• What you have to do: Extract the complete listing and repeat it word for word.

• Provided records:
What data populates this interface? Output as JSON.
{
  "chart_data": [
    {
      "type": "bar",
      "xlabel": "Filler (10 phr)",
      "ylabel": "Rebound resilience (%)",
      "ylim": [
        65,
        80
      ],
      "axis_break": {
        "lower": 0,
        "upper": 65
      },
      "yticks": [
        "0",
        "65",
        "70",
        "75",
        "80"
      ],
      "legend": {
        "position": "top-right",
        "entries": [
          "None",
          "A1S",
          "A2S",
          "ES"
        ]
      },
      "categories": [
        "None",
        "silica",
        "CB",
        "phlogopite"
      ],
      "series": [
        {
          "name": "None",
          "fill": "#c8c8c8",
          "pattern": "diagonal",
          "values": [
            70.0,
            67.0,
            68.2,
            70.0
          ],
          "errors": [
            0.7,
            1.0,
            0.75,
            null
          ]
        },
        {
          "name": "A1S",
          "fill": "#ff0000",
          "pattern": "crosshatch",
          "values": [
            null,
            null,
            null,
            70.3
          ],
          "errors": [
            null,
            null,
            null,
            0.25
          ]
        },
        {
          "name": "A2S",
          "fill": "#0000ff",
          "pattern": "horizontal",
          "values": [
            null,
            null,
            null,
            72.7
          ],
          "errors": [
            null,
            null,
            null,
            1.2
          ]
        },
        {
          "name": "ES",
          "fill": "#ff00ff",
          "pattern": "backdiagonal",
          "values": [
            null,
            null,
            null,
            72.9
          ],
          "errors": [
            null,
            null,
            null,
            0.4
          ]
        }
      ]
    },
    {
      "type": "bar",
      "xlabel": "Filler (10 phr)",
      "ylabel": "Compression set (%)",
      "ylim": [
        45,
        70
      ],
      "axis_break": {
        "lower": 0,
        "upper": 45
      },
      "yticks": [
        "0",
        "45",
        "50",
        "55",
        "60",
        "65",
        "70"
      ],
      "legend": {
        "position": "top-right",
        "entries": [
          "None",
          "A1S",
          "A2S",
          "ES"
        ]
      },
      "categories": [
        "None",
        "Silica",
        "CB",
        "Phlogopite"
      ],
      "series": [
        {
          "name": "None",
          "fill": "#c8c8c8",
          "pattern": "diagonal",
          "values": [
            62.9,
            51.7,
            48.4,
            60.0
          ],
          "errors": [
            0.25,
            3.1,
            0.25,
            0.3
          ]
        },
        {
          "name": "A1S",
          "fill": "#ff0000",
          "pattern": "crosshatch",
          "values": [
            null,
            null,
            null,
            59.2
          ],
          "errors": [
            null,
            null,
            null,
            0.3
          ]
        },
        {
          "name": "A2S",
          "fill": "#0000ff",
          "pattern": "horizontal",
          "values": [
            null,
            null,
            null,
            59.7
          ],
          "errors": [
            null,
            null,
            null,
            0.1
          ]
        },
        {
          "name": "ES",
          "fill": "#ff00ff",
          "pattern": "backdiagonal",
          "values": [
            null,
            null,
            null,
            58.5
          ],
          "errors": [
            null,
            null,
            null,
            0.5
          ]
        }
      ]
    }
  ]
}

• Right answer:
What data populates this interface? Output as JSON.
{
  "chart_data": [
    {
      "type": "bar",
      "xlabel": "Filler (10 phr)",
      "ylabel": "Rebound resilience (%)",
      "ylim": [
        65,
        80
      ],
      "axis_break": {
        "lower": 0,
        "upper": 65
      },
      "yticks": [
        "0",
        "65",
        "70",
        "75",
        "80"
      ],
      "legend": {
        "position": "top-right",
        "entries": [
          "None",
          "A1S",
          "A2S",
          "ES"
        ]
      },
      "categories": [
        "None",
        "silica",
        "CB",
        "phlogopite"
      ],
      "series": [
        {
          "name": "None",
          "fill": "#c8c8c8",
          "pattern": "diagonal",
          "values": [
            70.0,
            67.0,
            68.2,
            70.0
          ],
          "errors": [
            0.7,
            1.0,
            0.75,
            null
          ]
        },
        {
          "name": "A1S",
          "fill": "#ff0000",
          "pattern": "crosshatch",
          "values": [
            null,
            null,
            null,
            70.3
          ],
          "errors": [
            null,
            null,
            null,
            0.25
          ]
        },
        {
          "name": "A2S",
          "fill": "#0000ff",
          "pattern": "horizontal",
          "values": [
            null,
            null,
            null,
            72.7
          ],
          "errors": [
            null,
            null,
            null,
            1.2
          ]
        },
        {
          "name": "ES",
          "fill": "#ff00ff",
          "pattern": "backdiagonal",
          "values": [
            null,
            null,
            null,
            72.9
          ],
          "errors": [
            null,
            null,
            null,
            0.4
          ]
        }
      ]
    },
    {
      "type": "bar",
      "xlabel": "Filler (10 phr)",
      "ylabel": "Compression set (%)",
      "ylim": [
        45,
        70
      ],
      "axis_break": {
        "lower": 0,
        "upper": 45
      },
      "yticks": [
        "0",
        "45",
        "50",
        "55",
        "60",
        "65",
        "70"
      ],
      "legend": {
        "position": "top-right",
        "entries": [
          "None",
          "A1S",
          "A2S",
          "ES"
        ]
      },
      "categories": [
        "None",
        "Silica",
        "CB",
        "Phlogopite"
      ],
      "series": [
        {
          "name": "None",
          "fill": "#c8c8c8",
          "pattern": "diagonal",
          "values": [
            62.9,
            51.7,
            48.4,
            60.0
          ],
          "errors": [
            0.25,
            3.1,
            0.25,
            0.3
          ]
        },
        {
          "name": "A1S",
          "fill": "#ff0000",
          "pattern": "crosshatch",
          "values": [
            null,
            null,
            null,
            59.2
          ],
          "errors": [
            null,
            null,
            null,
            0.3
          ]
        },
        {
          "name": "A2S",
          "fill": "#0000ff",
          "pattern": "horizontal",
          "values": [
            null,
            null,
            null,
            59.7
          ],
          "errors": [
            null,
            null,
            null,
            0.1
          ]
        },
        {
          "name": "ES",
          "fill": "#ff00ff",
          "pattern": "backdiagonal",
          "values": [
            null,
            null,
            null,
            58.5
          ],
          "errors": [
            null,
            null,
            null,
            0.5
          ]
        }
      ]
    }
  ]
}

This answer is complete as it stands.